** Passage for review **
Many lenders will not lend to customers with a poor credit profile. A poor credit profile may include County Courts Judgements, defaults and bad debts. A thin credit file, which means someone without much credit history, can also put off lenders because the customer is an unknown entity.

Can anyone check your credit record?

Many types of businesses check your credit report when you make an application for services with them. These include credit card companies, lenders, utility companies, and insurance companies are just a few of the businesses that routinely check credit reports as part of their application process. You must give your consent to a company before they can search your credit report and this consent is usually included on their application form.

Soft searches do not have any impact on your credit report and are only visible to you. All hard searches made to a credit report within the last 24 months are listed on the credit report and these are visible to everyone.

As consumers know in advance of their file being checked you can control who is checking the file and keep excessive checks to a minimum seeing as these reflect negatively on your credit score.

What is a good credit score?

Each of the big three credit agencies use a different scale to determine what is a good score. For Experian, an excellent score is between 961-999. An excellent score for Equifax is between 466-700. Transunion have a rating out of five, five being excellent.

How each agency rates your credit score

Band

Equifax

Experian

Call Credit

Very poor

0-279

0-560

1

Poor

280-379

561-720

2

Fair

380-419

721-880

3

Good

420-465

881-960

4

Excellent

466-700

961-999

5

A credit score is important because it enables borrowers to review and improve their credit profile. Lenders make funding decisions based on the entire contents of a credit file and where one lender might decline an application due to adverse credit another one might accept the application as all lenders have different criteria and risk ratings for funding decisions.

** Given information **

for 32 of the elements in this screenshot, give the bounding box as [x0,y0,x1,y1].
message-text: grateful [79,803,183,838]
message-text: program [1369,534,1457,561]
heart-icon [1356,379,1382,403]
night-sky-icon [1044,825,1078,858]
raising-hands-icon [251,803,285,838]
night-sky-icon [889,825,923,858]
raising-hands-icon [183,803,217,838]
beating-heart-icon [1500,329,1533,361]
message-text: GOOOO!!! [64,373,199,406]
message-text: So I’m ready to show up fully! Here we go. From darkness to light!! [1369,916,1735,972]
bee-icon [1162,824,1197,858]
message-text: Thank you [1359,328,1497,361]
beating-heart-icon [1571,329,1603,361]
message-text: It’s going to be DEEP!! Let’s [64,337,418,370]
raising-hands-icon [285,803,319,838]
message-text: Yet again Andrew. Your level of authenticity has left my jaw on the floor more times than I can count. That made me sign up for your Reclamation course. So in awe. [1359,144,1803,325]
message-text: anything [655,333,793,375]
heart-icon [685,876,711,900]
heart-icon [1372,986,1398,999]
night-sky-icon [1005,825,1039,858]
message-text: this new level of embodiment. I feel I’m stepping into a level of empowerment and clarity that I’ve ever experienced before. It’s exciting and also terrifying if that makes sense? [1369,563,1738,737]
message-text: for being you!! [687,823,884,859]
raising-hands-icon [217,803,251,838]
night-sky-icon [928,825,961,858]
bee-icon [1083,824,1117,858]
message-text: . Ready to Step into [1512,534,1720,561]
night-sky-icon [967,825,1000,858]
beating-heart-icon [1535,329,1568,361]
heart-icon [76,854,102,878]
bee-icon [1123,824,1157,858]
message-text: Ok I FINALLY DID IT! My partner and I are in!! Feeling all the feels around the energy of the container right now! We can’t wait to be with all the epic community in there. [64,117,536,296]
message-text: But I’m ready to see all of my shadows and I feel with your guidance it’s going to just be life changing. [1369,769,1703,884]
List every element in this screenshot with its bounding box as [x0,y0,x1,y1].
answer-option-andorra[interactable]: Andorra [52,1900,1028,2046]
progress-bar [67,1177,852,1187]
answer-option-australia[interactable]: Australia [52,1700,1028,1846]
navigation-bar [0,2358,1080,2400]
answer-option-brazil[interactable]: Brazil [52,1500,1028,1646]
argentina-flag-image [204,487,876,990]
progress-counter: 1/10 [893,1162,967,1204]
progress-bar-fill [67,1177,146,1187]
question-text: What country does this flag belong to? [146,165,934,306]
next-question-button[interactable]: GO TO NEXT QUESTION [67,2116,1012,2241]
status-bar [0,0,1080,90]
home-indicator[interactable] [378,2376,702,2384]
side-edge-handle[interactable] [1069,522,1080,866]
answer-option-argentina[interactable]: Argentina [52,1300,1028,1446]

** Exercise 1 **
Copy the passage on credit reports word for word, from "Many lenders will" to "an unknown entity.".
** Exercise 2 **
Write what comes next in the passage on credit reports and credit scores, picking up after its last sentence.

** Response box 1 **
Many lenders will not lend to customers with a poor credit profile. A poor credit profile may include County Courts Judgements, defaults and bad debts. A thin credit file, which means someone without much credit history, can also put off lenders because the customer is an unknown entity.

** Response box 2 **
Factors that will influence a lending decision can be varied and potential lenders use many indicators to predict which customers can afford new debts. Things that can affect your credit score include late payments, customers making only a minimum balance payment, since this could indicate someone who is struggling to manage a debt, IVAs (individual voluntary arrangements) or any bankruptcy proceedings. Many lenders will simply not lend at all where there are County Court Judgements, thin credit files, or bankruptcy on the applicant’s record.

People who have access to large amounts of credit might have a low credit score because there is the potential for them to draw down a lot of borrowings in a short space of time and then struggle to service all the debt. 

Someone with a thin credit file indicates they have little or no previous financial history and usually means that a lender might decline an application because they are unable to determine a borrower’s potential creditworthiness. The opposite scenario of a borrower with a fat file, full of frequent credit applications can indicate a customer in a financial crisis.

Those people who borrow relatively small amounts of money and who prudently pay off loans and credit cards regularly are not profitable for lenders and while they may have a healthy credit score these are not ideal borrowers for lenders so may also be declined.

Can you see your credit record?

Yes! You can, and should, regularly check your credit record to keep on top of your credit rating. This will give you a better understanding of where you are and how you can make yourself more attractive to lenders to get the best deals.

Credit Angel allows you to keep on top of your credit rating and financial records easily. Meaning you can have a complete overview of your status as you try and build your credit rating. By understanding the information a potential borrower can see you will be better placed to improve your credit profile.

Does checking your own credit record affect your credit score?

Accessing your own credit file and checking your score does not impact your credit score. Regularly reviewing your own credit file can empower you to take control of your financial record and proactively manage your file and reduce the potential for declined credit.